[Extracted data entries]

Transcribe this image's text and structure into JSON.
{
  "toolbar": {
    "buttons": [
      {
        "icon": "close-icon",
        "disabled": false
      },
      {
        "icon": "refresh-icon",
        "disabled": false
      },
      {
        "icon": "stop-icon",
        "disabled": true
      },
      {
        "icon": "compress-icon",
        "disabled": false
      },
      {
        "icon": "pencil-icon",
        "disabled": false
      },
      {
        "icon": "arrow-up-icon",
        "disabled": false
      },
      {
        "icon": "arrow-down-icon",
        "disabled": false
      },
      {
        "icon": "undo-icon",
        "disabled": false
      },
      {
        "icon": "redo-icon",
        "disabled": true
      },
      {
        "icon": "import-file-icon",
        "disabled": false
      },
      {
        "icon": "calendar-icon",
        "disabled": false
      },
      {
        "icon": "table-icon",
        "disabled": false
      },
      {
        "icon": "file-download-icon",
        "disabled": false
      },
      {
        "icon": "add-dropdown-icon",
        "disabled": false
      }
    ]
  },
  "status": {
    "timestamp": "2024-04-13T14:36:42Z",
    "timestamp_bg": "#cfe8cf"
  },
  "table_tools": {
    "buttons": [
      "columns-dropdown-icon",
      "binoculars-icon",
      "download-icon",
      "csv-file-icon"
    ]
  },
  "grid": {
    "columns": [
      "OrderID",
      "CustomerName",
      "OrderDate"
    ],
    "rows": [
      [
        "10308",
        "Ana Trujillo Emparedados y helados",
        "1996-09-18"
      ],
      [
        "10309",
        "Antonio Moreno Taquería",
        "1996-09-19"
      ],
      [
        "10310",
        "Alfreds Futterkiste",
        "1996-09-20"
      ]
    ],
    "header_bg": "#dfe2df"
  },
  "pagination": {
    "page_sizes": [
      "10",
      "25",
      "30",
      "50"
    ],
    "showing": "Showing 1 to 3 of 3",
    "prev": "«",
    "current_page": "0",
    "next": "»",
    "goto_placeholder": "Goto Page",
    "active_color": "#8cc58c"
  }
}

- **WHAT THE EXERCISE ASKS**
Write out the data exactly as it stands.

- **FINAL RESULT**
Transcribe this image's text and structure into JSON.
{
  "toolbar": {
    "buttons": [
      {
        "icon": "close-icon",
        "disabled": false
      },
      {
        "icon": "refresh-icon",
        "disabled": false
      },
      {
        "icon": "stop-icon",
        "disabled": true
      },
      {
        "icon": "compress-icon",
        "disabled": false
      },
      {
        "icon": "pencil-icon",
        "disabled": false
      },
      {
        "icon": "arrow-up-icon",
        "disabled": false
      },
      {
        "icon": "arrow-down-icon",
        "disabled": false
      },
      {
        "icon": "undo-icon",
        "disabled": false
      },
      {
        "icon": "redo-icon",
        "disabled": true
      },
      {
        "icon": "import-file-icon",
        "disabled": false
      },
      {
        "icon": "calendar-icon",
        "disabled": false
      },
      {
        "icon": "table-icon",
        "disabled": false
      },
      {
        "icon": "file-download-icon",
        "disabled": false
      },
      {
        "icon": "add-dropdown-icon",
        "disabled": false
      }
    ]
  },
  "status": {
    "timestamp": "2024-04-13T14:36:42Z",
    "timestamp_bg": "#cfe8cf"
  },
  "table_tools": {
    "buttons": [
      "columns-dropdown-icon",
      "binoculars-icon",
      "download-icon",
      "csv-file-icon"
    ]
  },
  "grid": {
    "columns": [
      "OrderID",
      "CustomerName",
      "OrderDate"
    ],
    "rows": [
      [
        "10308",
        "Ana Trujillo Emparedados y helados",
        "1996-09-18"
      ],
      [
        "10309",
        "Antonio Moreno Taquería",
        "1996-09-19"
      ],
      [
        "10310",
        "Alfreds Futterkiste",
        "1996-09-20"
      ]
    ],
    "header_bg": "#dfe2df"
  },
  "pagination": {
    "page_sizes": [
      "10",
      "25",
      "30",
      "50"
    ],
    "showing": "Showing 1 to 3 of 3",
    "prev": "«",
    "current_page": "0",
    "next": "»",
    "goto_placeholder": "Goto Page",
    "active_color": "#8cc58c"
  }
}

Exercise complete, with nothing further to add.